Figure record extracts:
....

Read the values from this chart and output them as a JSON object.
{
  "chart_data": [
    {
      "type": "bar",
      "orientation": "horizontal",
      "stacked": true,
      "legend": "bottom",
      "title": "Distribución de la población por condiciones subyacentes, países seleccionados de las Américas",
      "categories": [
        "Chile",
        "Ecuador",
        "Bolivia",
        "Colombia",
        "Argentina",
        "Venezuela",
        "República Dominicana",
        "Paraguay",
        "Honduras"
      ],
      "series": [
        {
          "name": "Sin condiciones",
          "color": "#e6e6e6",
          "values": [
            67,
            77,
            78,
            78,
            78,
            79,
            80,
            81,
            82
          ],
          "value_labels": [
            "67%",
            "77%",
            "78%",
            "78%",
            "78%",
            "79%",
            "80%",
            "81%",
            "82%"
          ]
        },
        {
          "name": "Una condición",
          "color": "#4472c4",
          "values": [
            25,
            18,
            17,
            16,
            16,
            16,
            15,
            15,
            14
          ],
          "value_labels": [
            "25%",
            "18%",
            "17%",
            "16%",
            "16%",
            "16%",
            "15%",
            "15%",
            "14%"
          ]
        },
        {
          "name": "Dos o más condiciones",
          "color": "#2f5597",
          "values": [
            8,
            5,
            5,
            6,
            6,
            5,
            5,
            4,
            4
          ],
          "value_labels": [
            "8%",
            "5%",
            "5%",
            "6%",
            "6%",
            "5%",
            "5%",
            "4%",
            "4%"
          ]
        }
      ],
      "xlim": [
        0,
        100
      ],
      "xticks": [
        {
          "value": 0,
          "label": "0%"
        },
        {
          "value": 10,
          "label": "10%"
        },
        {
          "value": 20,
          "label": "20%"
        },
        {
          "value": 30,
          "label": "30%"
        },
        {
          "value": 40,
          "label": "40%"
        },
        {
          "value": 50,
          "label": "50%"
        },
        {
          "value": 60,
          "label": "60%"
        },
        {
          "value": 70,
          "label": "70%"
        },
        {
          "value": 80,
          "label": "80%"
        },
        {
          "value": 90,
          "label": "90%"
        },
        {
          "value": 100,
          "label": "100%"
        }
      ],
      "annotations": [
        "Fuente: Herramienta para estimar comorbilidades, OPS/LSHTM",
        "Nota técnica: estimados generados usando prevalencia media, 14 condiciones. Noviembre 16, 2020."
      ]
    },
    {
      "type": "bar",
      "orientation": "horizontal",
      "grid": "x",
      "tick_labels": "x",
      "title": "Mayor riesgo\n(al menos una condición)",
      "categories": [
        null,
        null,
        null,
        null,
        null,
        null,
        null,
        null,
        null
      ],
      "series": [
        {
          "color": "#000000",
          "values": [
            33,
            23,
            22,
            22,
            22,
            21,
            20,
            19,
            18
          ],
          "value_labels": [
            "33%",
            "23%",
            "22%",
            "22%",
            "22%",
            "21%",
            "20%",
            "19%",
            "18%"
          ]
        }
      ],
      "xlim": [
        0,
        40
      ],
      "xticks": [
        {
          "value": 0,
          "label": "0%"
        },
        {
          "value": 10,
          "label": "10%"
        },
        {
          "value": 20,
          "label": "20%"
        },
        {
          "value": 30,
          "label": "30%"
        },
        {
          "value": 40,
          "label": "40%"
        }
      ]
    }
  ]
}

....

#### [EXERCISE AIM]
Using the records above, find and show each line with the string "condición".

#### [SOLUTION FOR THIS TASK]
          "name": "Una condición",
      "title": "Mayor riesgo\n(al menos una condición)",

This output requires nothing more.